◆ **Set problem**
Give all the lines below again, exactly, with no pictures.

◆ **Record set**
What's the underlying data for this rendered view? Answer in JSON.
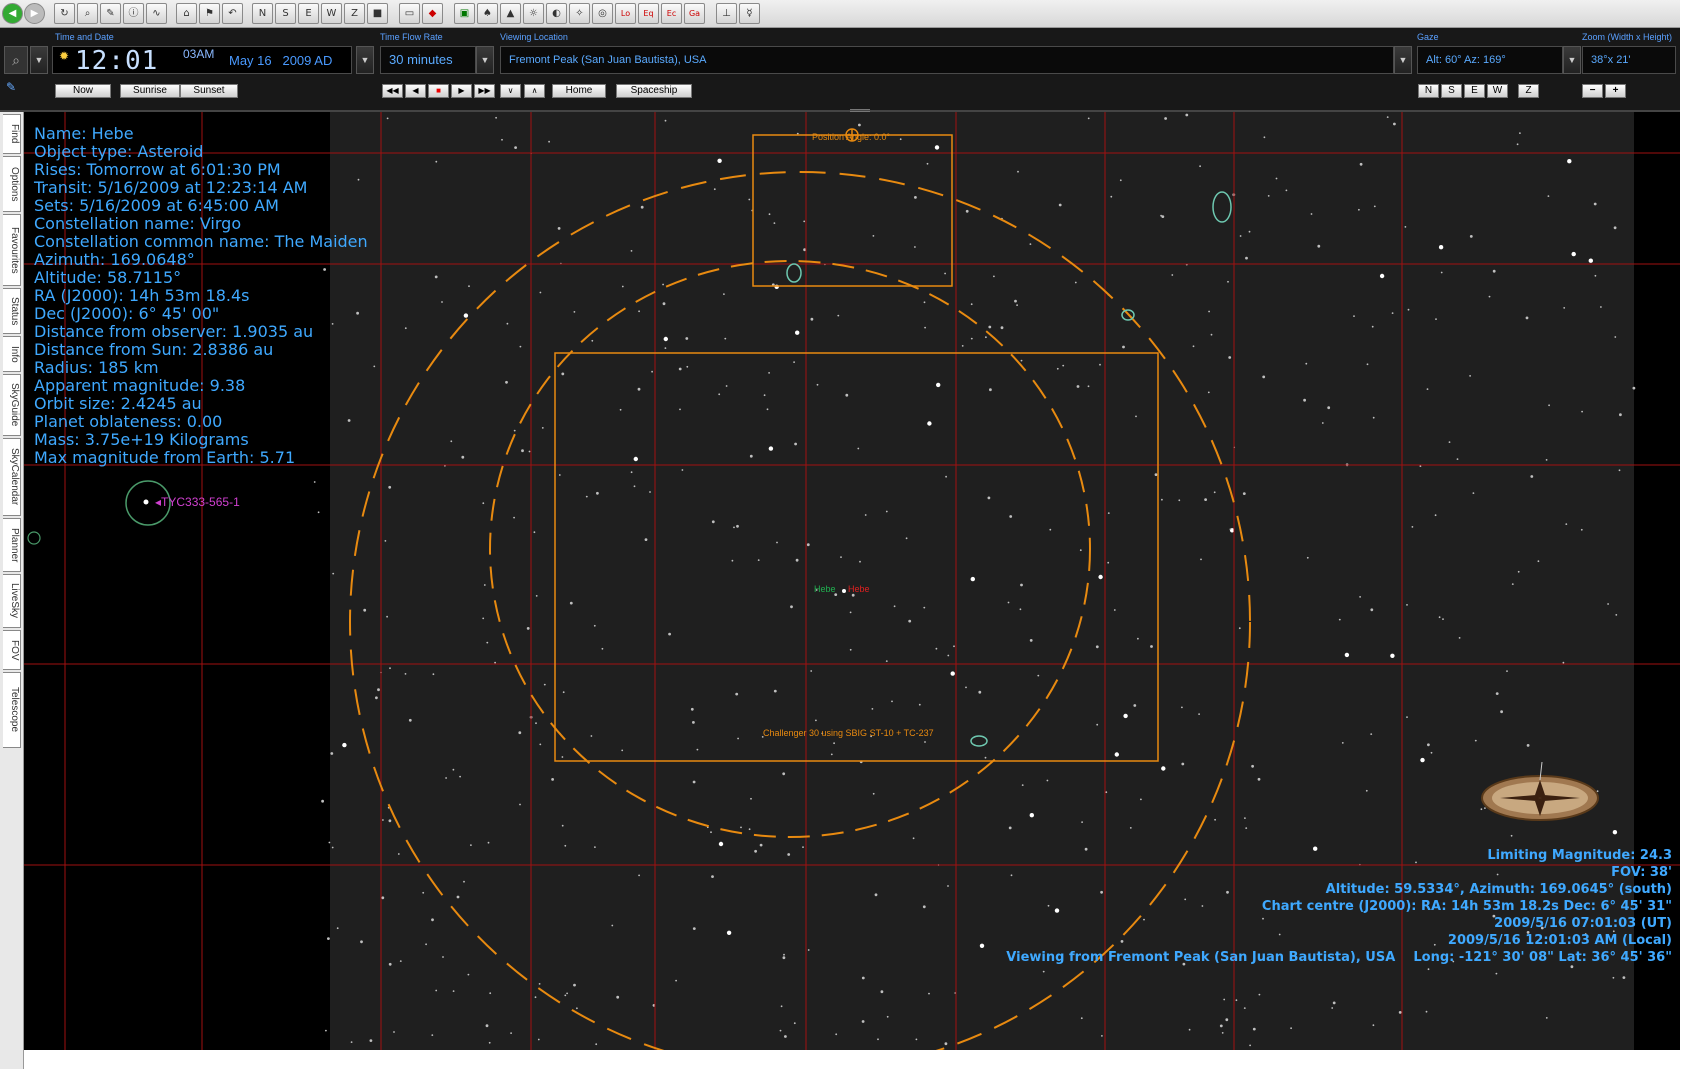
{
  "control": {
    "captions": {
      "time_date": "Time and Date",
      "time_flow": "Time Flow Rate",
      "viewing_location": "Viewing Location",
      "gaze": "Gaze",
      "zoom": "Zoom (Width x Height)"
    },
    "time": "12:01",
    "ampm": "03AM",
    "date": "May 16   2009 AD",
    "time_flow_rate": "30 minutes",
    "location": "Fremont Peak (San Juan Bautista), USA",
    "gaze": "Alt: 60° Az: 169°",
    "zoom": "38°x 21'",
    "buttons": {
      "now": "Now",
      "sunrise": "Sunrise",
      "sunset": "Sunset",
      "home": "Home",
      "spaceship": "Spaceship",
      "n": "N",
      "s": "S",
      "e": "E",
      "w": "W",
      "z": "Z",
      "zoom_out": "−",
      "zoom_in": "+"
    }
  },
  "side_tabs": [
    "Find",
    "Options",
    "Favourites",
    "Status",
    "Info",
    "SkyGuide",
    "SkyCalendar",
    "Planner",
    "LiveSky",
    "FOV",
    "Telescope"
  ],
  "object_info": [
    "Name: Hebe",
    "Object type: Asteroid",
    "Rises: Tomorrow at 6:01:30 PM",
    "Transit: 5/16/2009 at 12:23:14 AM",
    "Sets: 5/16/2009 at 6:45:00 AM",
    "Constellation name: Virgo",
    "Constellation common name: The Maiden",
    "Azimuth: 169.0648°",
    "Altitude: 58.7115°",
    "RA (J2000): 14h 53m 18.4s",
    "Dec (J2000): 6° 45' 00\"",
    "Distance from observer: 1.9035 au",
    "Distance from Sun: 2.8386 au",
    "Radius: 185 km",
    "Apparent magnitude: 9.38",
    "Orbit size: 2.4245 au",
    "Planet oblateness: 0.00",
    "Mass: 3.75e+19 Kilograms",
    "Max magnitude from Earth: 5.71"
  ],
  "chart_labels": {
    "star_label": "TYC333-565-1",
    "position_angle": "Position Angle: 0.0°",
    "fov_caption": "Challenger 30 using SBIG ST-10 + TC-237",
    "hebe_left": "Hebe",
    "hebe_right": "Hebe"
  },
  "status": {
    "limiting_magnitude": "Limiting Magnitude: 24.3",
    "fov": "FOV: 38'",
    "altaz": "Altitude: 59.5334°, Azimuth: 169.0645° (south)",
    "chart_centre": "Chart centre (J2000): RA: 14h 53m 18.2s Dec: 6° 45' 31\"",
    "ut": "2009/5/16 07:01:03 (UT)",
    "local": "2009/5/16 12:01:03 AM (Local)",
    "viewing_from": "Viewing from Fremont Peak (San Juan Bautista), USA    Long: -121° 30' 08\" Lat: 36° 45' 36\""
  },
  "colors": {
    "info_text": "#3fa9ff",
    "fov_orange": "#e88a10",
    "grid_red": "#a01010",
    "star_label_magenta": "#d040d0",
    "hebe_green": "#20b050",
    "hebe_red": "#e02020"
  }
}
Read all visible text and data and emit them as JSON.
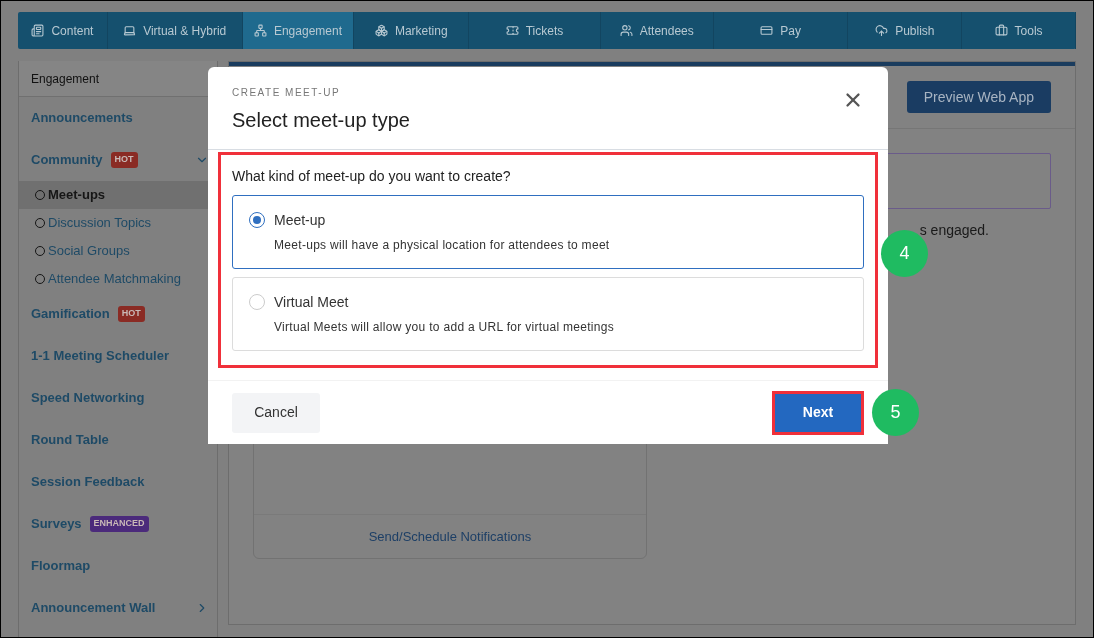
{
  "nav_tabs": [
    {
      "label": "Content",
      "selected": false
    },
    {
      "label": "Virtual & Hybrid",
      "selected": false
    },
    {
      "label": "Engagement",
      "selected": true
    },
    {
      "label": "Marketing",
      "selected": false
    },
    {
      "label": "Tickets",
      "selected": false
    },
    {
      "label": "Attendees",
      "selected": false
    },
    {
      "label": "Pay",
      "selected": false
    },
    {
      "label": "Publish",
      "selected": false
    },
    {
      "label": "Tools",
      "selected": false
    }
  ],
  "sidebar": {
    "title": "Engagement",
    "items": [
      {
        "label": "Announcements"
      },
      {
        "label": "Community",
        "badge": {
          "text": "HOT",
          "color": "#8a2b24"
        },
        "expanded": true,
        "children": [
          {
            "label": "Meet-ups",
            "selected": true
          },
          {
            "label": "Discussion Topics",
            "selected": false
          },
          {
            "label": "Social Groups",
            "selected": false
          },
          {
            "label": "Attendee Matchmaking",
            "selected": false
          }
        ]
      },
      {
        "label": "Gamification",
        "badge": {
          "text": "HOT",
          "color": "#8a2b24"
        }
      },
      {
        "label": "1-1 Meeting Scheduler"
      },
      {
        "label": "Speed Networking"
      },
      {
        "label": "Round Table"
      },
      {
        "label": "Session Feedback"
      },
      {
        "label": "Surveys",
        "badge": {
          "text": "ENHANCED",
          "color": "#4b2a7b"
        }
      },
      {
        "label": "Floormap"
      },
      {
        "label": "Announcement Wall",
        "expanded": false
      }
    ]
  },
  "main": {
    "preview_button": "Preview Web App",
    "partial_text": "s engaged.",
    "card_link": "Send/Schedule Notifications"
  },
  "modal": {
    "eyebrow": "CREATE MEET-UP",
    "title": "Select meet-up type",
    "question": "What kind of meet-up do you want to create?",
    "options": [
      {
        "title": "Meet-up",
        "description": "Meet-ups will have a physical location for attendees to meet",
        "selected": true
      },
      {
        "title": "Virtual Meet",
        "description": "Virtual Meets will allow you to add a URL for virtual meetings",
        "selected": false
      }
    ],
    "cancel": "Cancel",
    "next": "Next"
  },
  "step_markers": [
    "4",
    "5"
  ]
}
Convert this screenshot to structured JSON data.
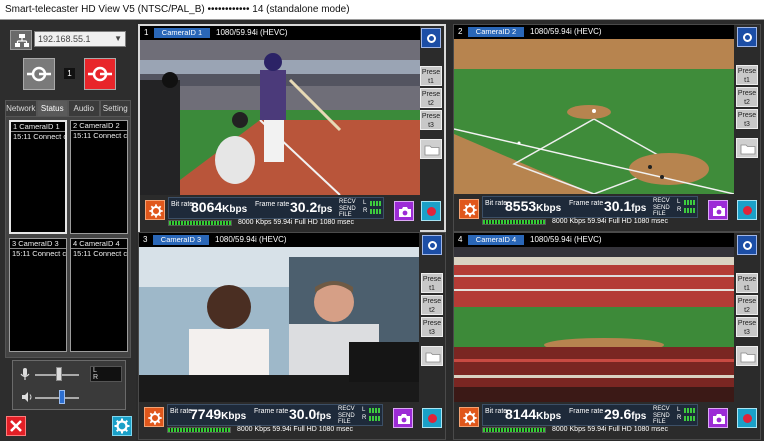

◆ **Answer to this problem**
What's the underlying data for this rendered view? Answer in JSON.
{
  "control": {
    "captions": {
      "time_date": "Time and Date",
      "time_flow": "Time Flow Rate",
      "viewing_location": "Viewing Location",
      "gaze": "Gaze",
      "zoom": "Zoom (Width x Height)"
    },
    "time": "12:01",
    "ampm": "03AM",
    "date": "May 16   2009 AD",
    "time_flow_rate": "30 minutes",
    "location": "Fremont Peak (San Juan Bautista), USA",
    "gaze": "Alt: 60° Az: 169°",
    "zoom": "38°x 21'",
    "buttons": {
      "now": "Now",
      "sunrise": "Sunrise",
      "sunset": "Sunset",
      "home": "Home",
      "spaceship": "Spaceship",
      "n": "N",
      "s": "S",
      "e": "E",
      "w": "W",
      "z": "Z",
      "zoom_out": "−",
      "zoom_in": "+"
    }
  },
  "side_tabs": [
    "Find",
    "Options",
    "Favourites",
    "Status",
    "Info",
    "SkyGuide",
    "SkyCalendar",
    "Planner",
    "LiveSky",
    "FOV",
    "Telescope"
  ],
  "object_info": [
    "Name: Hebe",
    "Object type: Asteroid",
    "Rises: Tomorrow at 6:01:30 PM",
    "Transit: 5/16/2009 at 12:23:14 AM",
    "Sets: 5/16/2009 at 6:45:00 AM",
    "Constellation name: Virgo",
    "Constellation common name: The Maiden",
    "Azimuth: 169.0648°",
    "Altitude: 58.7115°",
    "RA (J2000): 14h 53m 18.4s",
    "Dec (J2000): 6° 45' 00\"",
    "Distance from observer: 1.9035 au",
    "Distance from Sun: 2.8386 au",
    "Radius: 185 km",
    "Apparent magnitude: 9.38",
    "Orbit size: 2.4245 au",
    "Planet oblateness: 0.00",
    "Mass: 3.75e+19 Kilograms",
    "Max magnitude from Earth: 5.71"
  ],
  "chart_labels": {
    "star_label": "TYC333-565-1",
    "position_angle": "Position Angle: 0.0°",
    "fov_caption": "Challenger 30 using SBIG ST-10 + TC-237",
    "hebe_left": "Hebe",
    "hebe_right": "Hebe"
  },
  "status": {
    "limiting_magnitude": "Limiting Magnitude: 24.3",
    "fov": "FOV: 38'",
    "altaz": "Altitude: 59.5334°, Azimuth: 169.0645° (south)",
    "chart_centre": "Chart centre (J2000): RA: 14h 53m 18.2s Dec: 6° 45' 31\"",
    "ut": "2009/5/16 07:01:03 (UT)",
    "local": "2009/5/16 12:01:03 AM (Local)",
    "viewing_from": "Viewing from Fremont Peak (San Juan Bautista), USA    Long: -121° 30' 08\" Lat: 36° 45' 36\""
  },
  "colors": {
    "info_text": "#3fa9ff",
    "fov_orange": "#e88a10",
    "grid_red": "#a01010",
    "star_label_magenta": "#d040d0",
    "hebe_green": "#20b050",
    "hebe_red": "#e02020"
  }
}
Read all visible text and data and emit them as JSON.
{
  "nav_tabs": [
    {
      "label": "Content",
      "selected": false
    },
    {
      "label": "Virtual & Hybrid",
      "selected": false
    },
    {
      "label": "Engagement",
      "selected": true
    },
    {
      "label": "Marketing",
      "selected": false
    },
    {
      "label": "Tickets",
      "selected": false
    },
    {
      "label": "Attendees",
      "selected": false
    },
    {
      "label": "Pay",
      "selected": false
    },
    {
      "label": "Publish",
      "selected": false
    },
    {
      "label": "Tools",
      "selected": false
    }
  ],
  "sidebar": {
    "title": "Engagement",
    "items": [
      {
        "label": "Announcements"
      },
      {
        "label": "Community",
        "badge": {
          "text": "HOT",
          "color": "#8a2b24"
        },
        "expanded": true,
        "children": [
          {
            "label": "Meet-ups",
            "selected": true
          },
          {
            "label": "Discussion Topics",
            "selected": false
          },
          {
            "label": "Social Groups",
            "selected": false
          },
          {
            "label": "Attendee Matchmaking",
            "selected": false
          }
        ]
      },
      {
        "label": "Gamification",
        "badge": {
          "text": "HOT",
          "color": "#8a2b24"
        }
      },
      {
        "label": "1-1 Meeting Scheduler"
      },
      {
        "label": "Speed Networking"
      },
      {
        "label": "Round Table"
      },
      {
        "label": "Session Feedback"
      },
      {
        "label": "Surveys",
        "badge": {
          "text": "ENHANCED",
          "color": "#4b2a7b"
        }
      },
      {
        "label": "Floormap"
      },
      {
        "label": "Announcement Wall",
        "expanded": false
      }
    ]
  },
  "main": {
    "preview_button": "Preview Web App",
    "partial_text": "s engaged.",
    "card_link": "Send/Schedule Notifications"
  },
  "modal": {
    "eyebrow": "CREATE MEET-UP",
    "title": "Select meet-up type",
    "question": "What kind of meet-up do you want to create?",
    "options": [
      {
        "title": "Meet-up",
        "description": "Meet-ups will have a physical location for attendees to meet",
        "selected": true
      },
      {
        "title": "Virtual Meet",
        "description": "Virtual Meets will allow you to add a URL for virtual meetings",
        "selected": false
      }
    ],
    "cancel": "Cancel",
    "next": "Next"
  },
  "step_markers": [
    "4",
    "5"
  ]
}
Convert this screenshot to structured JSON data.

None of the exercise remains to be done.